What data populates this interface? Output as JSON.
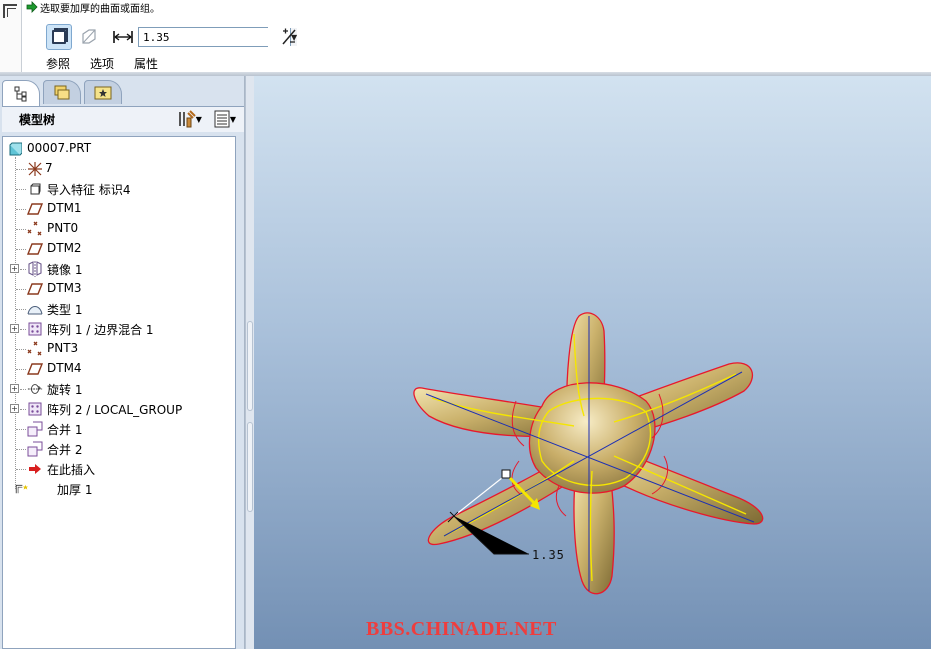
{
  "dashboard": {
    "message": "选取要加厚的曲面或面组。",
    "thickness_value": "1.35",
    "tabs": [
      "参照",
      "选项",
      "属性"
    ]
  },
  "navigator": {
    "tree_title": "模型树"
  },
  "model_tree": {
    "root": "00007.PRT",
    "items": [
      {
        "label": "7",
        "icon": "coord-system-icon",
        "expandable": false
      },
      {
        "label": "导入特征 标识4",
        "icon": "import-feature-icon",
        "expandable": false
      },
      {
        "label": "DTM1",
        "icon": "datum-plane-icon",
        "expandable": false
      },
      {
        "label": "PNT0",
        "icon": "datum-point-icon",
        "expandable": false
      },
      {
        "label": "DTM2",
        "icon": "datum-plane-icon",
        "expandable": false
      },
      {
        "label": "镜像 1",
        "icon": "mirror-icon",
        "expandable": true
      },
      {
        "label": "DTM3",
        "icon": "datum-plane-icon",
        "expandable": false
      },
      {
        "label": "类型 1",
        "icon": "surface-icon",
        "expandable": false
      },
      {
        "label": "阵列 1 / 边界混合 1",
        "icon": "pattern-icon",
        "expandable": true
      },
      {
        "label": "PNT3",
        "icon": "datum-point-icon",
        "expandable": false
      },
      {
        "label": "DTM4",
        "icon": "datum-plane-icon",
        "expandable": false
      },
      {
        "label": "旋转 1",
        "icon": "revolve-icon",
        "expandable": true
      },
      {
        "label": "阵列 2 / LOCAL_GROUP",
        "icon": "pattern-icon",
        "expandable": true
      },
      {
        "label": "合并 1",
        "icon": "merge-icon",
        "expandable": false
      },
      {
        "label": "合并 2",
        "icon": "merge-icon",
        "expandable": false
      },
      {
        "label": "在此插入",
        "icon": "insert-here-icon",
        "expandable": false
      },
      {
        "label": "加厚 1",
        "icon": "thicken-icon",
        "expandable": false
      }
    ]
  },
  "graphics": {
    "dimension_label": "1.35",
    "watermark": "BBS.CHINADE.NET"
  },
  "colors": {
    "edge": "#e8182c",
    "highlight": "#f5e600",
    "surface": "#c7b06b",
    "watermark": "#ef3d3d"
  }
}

---

(Your objective) Write out every line from the entries where "watermark" appears.

(Output for this exercise)
    "watermark": "BBS.CHINADE.NET"
    "watermark": "#ef3d3d"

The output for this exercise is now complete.